§ Task statement: Select all lines in the records that include "What".

§ Data:
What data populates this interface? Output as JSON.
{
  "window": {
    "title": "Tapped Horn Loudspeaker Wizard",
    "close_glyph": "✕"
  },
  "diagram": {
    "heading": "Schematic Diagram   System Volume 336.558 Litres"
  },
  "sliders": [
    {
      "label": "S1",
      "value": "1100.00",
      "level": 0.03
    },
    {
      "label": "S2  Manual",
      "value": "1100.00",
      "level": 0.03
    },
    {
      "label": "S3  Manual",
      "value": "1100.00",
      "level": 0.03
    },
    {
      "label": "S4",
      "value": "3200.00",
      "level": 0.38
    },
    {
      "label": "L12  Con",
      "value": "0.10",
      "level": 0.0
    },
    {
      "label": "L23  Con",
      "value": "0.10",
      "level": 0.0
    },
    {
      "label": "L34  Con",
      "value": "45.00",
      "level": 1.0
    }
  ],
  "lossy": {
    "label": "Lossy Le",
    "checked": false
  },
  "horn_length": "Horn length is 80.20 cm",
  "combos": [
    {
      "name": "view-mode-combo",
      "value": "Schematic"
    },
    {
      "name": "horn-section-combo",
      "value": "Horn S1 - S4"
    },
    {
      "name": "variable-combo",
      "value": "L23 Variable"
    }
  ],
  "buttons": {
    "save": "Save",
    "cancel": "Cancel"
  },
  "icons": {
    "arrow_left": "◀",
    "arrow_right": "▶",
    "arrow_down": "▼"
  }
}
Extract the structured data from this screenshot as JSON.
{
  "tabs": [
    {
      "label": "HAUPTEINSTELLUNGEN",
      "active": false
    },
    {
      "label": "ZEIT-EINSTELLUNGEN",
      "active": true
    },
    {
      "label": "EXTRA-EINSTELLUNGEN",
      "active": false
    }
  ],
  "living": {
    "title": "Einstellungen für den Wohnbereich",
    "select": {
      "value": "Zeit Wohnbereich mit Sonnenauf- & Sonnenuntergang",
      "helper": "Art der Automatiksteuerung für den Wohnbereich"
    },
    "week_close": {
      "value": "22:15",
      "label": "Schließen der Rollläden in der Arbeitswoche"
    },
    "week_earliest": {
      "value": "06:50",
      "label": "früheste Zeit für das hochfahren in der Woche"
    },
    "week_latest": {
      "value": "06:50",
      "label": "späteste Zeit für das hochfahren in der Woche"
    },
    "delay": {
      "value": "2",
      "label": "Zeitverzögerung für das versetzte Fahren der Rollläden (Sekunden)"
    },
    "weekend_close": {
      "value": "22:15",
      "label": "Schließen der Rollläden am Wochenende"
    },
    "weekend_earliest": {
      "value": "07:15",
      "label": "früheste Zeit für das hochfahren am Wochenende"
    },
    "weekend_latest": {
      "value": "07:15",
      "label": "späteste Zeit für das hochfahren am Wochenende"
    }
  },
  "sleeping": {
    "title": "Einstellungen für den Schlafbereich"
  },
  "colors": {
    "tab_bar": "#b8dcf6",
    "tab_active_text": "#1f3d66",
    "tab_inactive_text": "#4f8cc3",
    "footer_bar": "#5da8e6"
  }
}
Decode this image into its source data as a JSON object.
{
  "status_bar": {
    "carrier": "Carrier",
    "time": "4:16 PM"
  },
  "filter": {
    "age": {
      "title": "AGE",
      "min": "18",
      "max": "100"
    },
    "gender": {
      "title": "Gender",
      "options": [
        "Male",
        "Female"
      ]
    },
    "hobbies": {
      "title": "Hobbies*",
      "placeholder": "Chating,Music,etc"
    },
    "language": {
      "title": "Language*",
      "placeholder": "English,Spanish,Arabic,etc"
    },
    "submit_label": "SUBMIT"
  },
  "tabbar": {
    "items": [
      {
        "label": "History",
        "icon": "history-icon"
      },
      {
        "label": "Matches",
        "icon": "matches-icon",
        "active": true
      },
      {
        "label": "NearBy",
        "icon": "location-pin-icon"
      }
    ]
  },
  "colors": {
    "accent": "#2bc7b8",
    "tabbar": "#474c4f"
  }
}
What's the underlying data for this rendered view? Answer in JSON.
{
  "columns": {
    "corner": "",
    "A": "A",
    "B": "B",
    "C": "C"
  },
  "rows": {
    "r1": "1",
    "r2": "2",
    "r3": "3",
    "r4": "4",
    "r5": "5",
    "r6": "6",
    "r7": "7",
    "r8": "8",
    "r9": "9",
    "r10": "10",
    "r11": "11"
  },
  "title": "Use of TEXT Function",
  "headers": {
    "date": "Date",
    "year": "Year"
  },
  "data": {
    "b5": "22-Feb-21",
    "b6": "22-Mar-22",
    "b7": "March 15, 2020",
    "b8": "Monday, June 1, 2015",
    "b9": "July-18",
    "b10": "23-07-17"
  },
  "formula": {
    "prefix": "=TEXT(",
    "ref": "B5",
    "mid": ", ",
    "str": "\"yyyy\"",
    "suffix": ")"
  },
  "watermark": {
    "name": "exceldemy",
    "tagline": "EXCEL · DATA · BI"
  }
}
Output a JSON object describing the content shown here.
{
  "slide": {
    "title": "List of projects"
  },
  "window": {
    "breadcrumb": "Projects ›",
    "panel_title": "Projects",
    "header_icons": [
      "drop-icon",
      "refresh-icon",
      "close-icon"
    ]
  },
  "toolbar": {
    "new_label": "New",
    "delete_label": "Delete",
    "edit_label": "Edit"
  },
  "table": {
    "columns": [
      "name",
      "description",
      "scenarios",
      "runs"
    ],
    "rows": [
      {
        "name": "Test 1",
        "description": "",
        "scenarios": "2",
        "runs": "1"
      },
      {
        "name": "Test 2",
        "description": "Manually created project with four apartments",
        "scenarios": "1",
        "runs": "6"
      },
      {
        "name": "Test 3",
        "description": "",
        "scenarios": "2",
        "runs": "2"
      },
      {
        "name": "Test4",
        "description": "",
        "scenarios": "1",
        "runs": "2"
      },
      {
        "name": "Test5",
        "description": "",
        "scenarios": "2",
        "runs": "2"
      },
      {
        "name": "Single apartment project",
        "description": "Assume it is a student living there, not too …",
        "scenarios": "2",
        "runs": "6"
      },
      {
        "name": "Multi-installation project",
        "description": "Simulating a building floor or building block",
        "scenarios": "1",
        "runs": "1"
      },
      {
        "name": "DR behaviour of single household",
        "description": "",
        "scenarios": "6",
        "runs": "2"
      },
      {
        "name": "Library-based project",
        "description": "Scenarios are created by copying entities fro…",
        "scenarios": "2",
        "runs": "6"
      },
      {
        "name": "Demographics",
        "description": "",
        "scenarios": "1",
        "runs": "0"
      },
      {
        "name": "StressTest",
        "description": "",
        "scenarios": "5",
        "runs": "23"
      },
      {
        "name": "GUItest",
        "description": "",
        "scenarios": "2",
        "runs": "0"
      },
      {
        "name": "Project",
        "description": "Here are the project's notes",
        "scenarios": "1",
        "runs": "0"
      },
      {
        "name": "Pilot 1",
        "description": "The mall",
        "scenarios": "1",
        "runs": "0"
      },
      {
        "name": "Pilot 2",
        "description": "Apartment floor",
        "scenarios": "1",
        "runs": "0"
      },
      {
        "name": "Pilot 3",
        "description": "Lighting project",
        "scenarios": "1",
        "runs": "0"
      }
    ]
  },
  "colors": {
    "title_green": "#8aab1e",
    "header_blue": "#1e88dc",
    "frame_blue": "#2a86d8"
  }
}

§ Answer to this exercise:
What data populates this interface? Output as JSON.
What's the underlying data for this rendered view? Answer in JSON.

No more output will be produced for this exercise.